### TASK INPUT
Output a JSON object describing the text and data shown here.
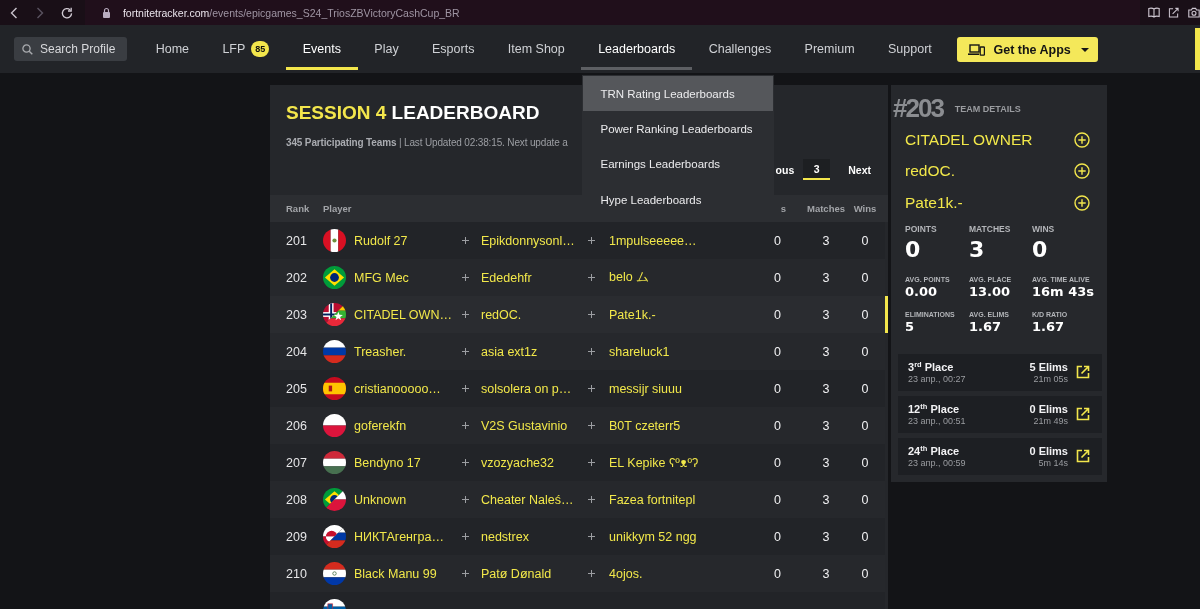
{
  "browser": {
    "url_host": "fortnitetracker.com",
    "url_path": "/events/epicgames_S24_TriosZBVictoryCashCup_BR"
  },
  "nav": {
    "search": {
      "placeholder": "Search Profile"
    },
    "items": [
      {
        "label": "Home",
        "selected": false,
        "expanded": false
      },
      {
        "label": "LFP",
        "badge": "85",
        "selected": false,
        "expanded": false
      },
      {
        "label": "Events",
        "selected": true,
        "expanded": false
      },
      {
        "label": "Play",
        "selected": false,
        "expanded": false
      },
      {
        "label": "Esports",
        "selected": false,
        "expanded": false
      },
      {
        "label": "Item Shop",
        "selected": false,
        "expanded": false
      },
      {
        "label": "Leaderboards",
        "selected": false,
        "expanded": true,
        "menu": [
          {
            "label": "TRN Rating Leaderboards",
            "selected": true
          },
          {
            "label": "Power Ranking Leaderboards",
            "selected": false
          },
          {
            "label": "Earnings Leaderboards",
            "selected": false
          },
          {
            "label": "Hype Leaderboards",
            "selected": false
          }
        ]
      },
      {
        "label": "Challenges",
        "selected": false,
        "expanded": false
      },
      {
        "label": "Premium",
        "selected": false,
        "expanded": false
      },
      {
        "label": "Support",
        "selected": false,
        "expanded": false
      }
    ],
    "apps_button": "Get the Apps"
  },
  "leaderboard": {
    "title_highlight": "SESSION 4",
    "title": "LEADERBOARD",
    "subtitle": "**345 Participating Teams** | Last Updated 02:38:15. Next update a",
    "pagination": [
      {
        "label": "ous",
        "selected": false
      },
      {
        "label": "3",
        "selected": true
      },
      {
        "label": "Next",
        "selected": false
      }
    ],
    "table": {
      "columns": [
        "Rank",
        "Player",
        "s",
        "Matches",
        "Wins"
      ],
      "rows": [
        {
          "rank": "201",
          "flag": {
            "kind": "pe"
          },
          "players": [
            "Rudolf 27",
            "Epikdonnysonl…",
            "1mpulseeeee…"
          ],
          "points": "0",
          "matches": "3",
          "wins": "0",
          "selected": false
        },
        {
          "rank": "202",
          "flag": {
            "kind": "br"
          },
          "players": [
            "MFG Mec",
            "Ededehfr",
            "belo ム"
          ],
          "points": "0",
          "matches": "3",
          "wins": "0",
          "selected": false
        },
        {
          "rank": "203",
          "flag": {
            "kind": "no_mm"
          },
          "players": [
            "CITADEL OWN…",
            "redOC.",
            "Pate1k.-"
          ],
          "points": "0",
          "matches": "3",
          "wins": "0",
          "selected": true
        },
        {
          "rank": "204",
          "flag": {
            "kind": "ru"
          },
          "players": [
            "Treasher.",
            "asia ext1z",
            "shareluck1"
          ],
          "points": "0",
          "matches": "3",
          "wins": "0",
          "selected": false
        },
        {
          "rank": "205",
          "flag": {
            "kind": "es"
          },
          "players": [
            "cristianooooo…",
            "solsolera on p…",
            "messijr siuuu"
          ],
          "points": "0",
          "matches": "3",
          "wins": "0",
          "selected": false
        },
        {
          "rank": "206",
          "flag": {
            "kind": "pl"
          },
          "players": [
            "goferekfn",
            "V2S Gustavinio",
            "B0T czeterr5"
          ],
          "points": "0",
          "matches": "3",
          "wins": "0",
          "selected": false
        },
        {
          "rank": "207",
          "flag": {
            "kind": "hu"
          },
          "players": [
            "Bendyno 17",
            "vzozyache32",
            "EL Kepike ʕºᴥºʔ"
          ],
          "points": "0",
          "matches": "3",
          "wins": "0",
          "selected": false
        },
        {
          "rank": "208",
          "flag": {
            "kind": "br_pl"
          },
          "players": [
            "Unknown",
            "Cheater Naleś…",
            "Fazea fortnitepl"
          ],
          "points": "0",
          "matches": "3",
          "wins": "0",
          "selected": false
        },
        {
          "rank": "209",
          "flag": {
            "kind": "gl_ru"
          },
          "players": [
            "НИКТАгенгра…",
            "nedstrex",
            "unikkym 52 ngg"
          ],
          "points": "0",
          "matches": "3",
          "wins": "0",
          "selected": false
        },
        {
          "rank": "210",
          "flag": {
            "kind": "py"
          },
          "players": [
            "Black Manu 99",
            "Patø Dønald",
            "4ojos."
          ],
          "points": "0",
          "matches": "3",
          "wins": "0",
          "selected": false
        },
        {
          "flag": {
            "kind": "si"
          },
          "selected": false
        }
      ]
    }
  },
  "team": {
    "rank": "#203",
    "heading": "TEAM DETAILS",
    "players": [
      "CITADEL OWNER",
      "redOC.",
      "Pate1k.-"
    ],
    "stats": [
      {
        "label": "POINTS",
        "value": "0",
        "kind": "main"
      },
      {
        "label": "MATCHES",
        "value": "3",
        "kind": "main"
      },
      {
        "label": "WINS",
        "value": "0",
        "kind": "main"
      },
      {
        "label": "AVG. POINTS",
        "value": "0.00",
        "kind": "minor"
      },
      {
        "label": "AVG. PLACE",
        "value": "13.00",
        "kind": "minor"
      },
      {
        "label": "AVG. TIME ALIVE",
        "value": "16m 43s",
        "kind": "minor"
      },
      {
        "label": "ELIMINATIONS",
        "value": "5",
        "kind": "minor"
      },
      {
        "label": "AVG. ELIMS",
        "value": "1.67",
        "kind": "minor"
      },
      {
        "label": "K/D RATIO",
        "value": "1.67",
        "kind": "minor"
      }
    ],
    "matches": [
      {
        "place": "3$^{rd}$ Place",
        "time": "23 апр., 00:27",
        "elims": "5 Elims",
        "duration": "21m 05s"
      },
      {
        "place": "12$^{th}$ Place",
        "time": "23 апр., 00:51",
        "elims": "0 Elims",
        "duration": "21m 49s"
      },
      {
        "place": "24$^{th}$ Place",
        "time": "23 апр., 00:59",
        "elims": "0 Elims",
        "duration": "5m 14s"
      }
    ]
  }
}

### EXERCISE DETAILS
Would you set down the listing exactly, omitting pictures?

### FINAL RESULT
Output a JSON object describing the text and data shown here.
{
  "browser": {
    "url_host": "fortnitetracker.com",
    "url_path": "/events/epicgames_S24_TriosZBVictoryCashCup_BR"
  },
  "nav": {
    "search": {
      "placeholder": "Search Profile"
    },
    "items": [
      {
        "label": "Home",
        "selected": false,
        "expanded": false
      },
      {
        "label": "LFP",
        "badge": "85",
        "selected": false,
        "expanded": false
      },
      {
        "label": "Events",
        "selected": true,
        "expanded": false
      },
      {
        "label": "Play",
        "selected": false,
        "expanded": false
      },
      {
        "label": "Esports",
        "selected": false,
        "expanded": false
      },
      {
        "label": "Item Shop",
        "selected": false,
        "expanded": false
      },
      {
        "label": "Leaderboards",
        "selected": false,
        "expanded": true,
        "menu": [
          {
            "label": "TRN Rating Leaderboards",
            "selected": true
          },
          {
            "label": "Power Ranking Leaderboards",
            "selected": false
          },
          {
            "label": "Earnings Leaderboards",
            "selected": false
          },
          {
            "label": "Hype Leaderboards",
            "selected": false
          }
        ]
      },
      {
        "label": "Challenges",
        "selected": false,
        "expanded": false
      },
      {
        "label": "Premium",
        "selected": false,
        "expanded": false
      },
      {
        "label": "Support",
        "selected": false,
        "expanded": false
      }
    ],
    "apps_button": "Get the Apps"
  },
  "leaderboard": {
    "title_highlight": "SESSION 4",
    "title": "LEADERBOARD",
    "subtitle": "**345 Participating Teams** | Last Updated 02:38:15. Next update a",
    "pagination": [
      {
        "label": "ous",
        "selected": false
      },
      {
        "label": "3",
        "selected": true
      },
      {
        "label": "Next",
        "selected": false
      }
    ],
    "table": {
      "columns": [
        "Rank",
        "Player",
        "s",
        "Matches",
        "Wins"
      ],
      "rows": [
        {
          "rank": "201",
          "flag": {
            "kind": "pe"
          },
          "players": [
            "Rudolf 27",
            "Epikdonnysonl…",
            "1mpulseeeee…"
          ],
          "points": "0",
          "matches": "3",
          "wins": "0",
          "selected": false
        },
        {
          "rank": "202",
          "flag": {
            "kind": "br"
          },
          "players": [
            "MFG Mec",
            "Ededehfr",
            "belo ム"
          ],
          "points": "0",
          "matches": "3",
          "wins": "0",
          "selected": false
        },
        {
          "rank": "203",
          "flag": {
            "kind": "no_mm"
          },
          "players": [
            "CITADEL OWN…",
            "redOC.",
            "Pate1k.-"
          ],
          "points": "0",
          "matches": "3",
          "wins": "0",
          "selected": true
        },
        {
          "rank": "204",
          "flag": {
            "kind": "ru"
          },
          "players": [
            "Treasher.",
            "asia ext1z",
            "shareluck1"
          ],
          "points": "0",
          "matches": "3",
          "wins": "0",
          "selected": false
        },
        {
          "rank": "205",
          "flag": {
            "kind": "es"
          },
          "players": [
            "cristianooooo…",
            "solsolera on p…",
            "messijr siuuu"
          ],
          "points": "0",
          "matches": "3",
          "wins": "0",
          "selected": false
        },
        {
          "rank": "206",
          "flag": {
            "kind": "pl"
          },
          "players": [
            "goferekfn",
            "V2S Gustavinio",
            "B0T czeterr5"
          ],
          "points": "0",
          "matches": "3",
          "wins": "0",
          "selected": false
        },
        {
          "rank": "207",
          "flag": {
            "kind": "hu"
          },
          "players": [
            "Bendyno 17",
            "vzozyache32",
            "EL Kepike ʕºᴥºʔ"
          ],
          "points": "0",
          "matches": "3",
          "wins": "0",
          "selected": false
        },
        {
          "rank": "208",
          "flag": {
            "kind": "br_pl"
          },
          "players": [
            "Unknown",
            "Cheater Naleś…",
            "Fazea fortnitepl"
          ],
          "points": "0",
          "matches": "3",
          "wins": "0",
          "selected": false
        },
        {
          "rank": "209",
          "flag": {
            "kind": "gl_ru"
          },
          "players": [
            "НИКТАгенгра…",
            "nedstrex",
            "unikkym 52 ngg"
          ],
          "points": "0",
          "matches": "3",
          "wins": "0",
          "selected": false
        },
        {
          "rank": "210",
          "flag": {
            "kind": "py"
          },
          "players": [
            "Black Manu 99",
            "Patø Dønald",
            "4ojos."
          ],
          "points": "0",
          "matches": "3",
          "wins": "0",
          "selected": false
        },
        {
          "flag": {
            "kind": "si"
          },
          "selected": false
        }
      ]
    }
  },
  "team": {
    "rank": "#203",
    "heading": "TEAM DETAILS",
    "players": [
      "CITADEL OWNER",
      "redOC.",
      "Pate1k.-"
    ],
    "stats": [
      {
        "label": "POINTS",
        "value": "0",
        "kind": "main"
      },
      {
        "label": "MATCHES",
        "value": "3",
        "kind": "main"
      },
      {
        "label": "WINS",
        "value": "0",
        "kind": "main"
      },
      {
        "label": "AVG. POINTS",
        "value": "0.00",
        "kind": "minor"
      },
      {
        "label": "AVG. PLACE",
        "value": "13.00",
        "kind": "minor"
      },
      {
        "label": "AVG. TIME ALIVE",
        "value": "16m 43s",
        "kind": "minor"
      },
      {
        "label": "ELIMINATIONS",
        "value": "5",
        "kind": "minor"
      },
      {
        "label": "AVG. ELIMS",
        "value": "1.67",
        "kind": "minor"
      },
      {
        "label": "K/D RATIO",
        "value": "1.67",
        "kind": "minor"
      }
    ],
    "matches": [
      {
        "place": "3$^{rd}$ Place",
        "time": "23 апр., 00:27",
        "elims": "5 Elims",
        "duration": "21m 05s"
      },
      {
        "place": "12$^{th}$ Place",
        "time": "23 апр., 00:51",
        "elims": "0 Elims",
        "duration": "21m 49s"
      },
      {
        "place": "24$^{th}$ Place",
        "time": "23 апр., 00:59",
        "elims": "0 Elims",
        "duration": "5m 14s"
      }
    ]
  }
}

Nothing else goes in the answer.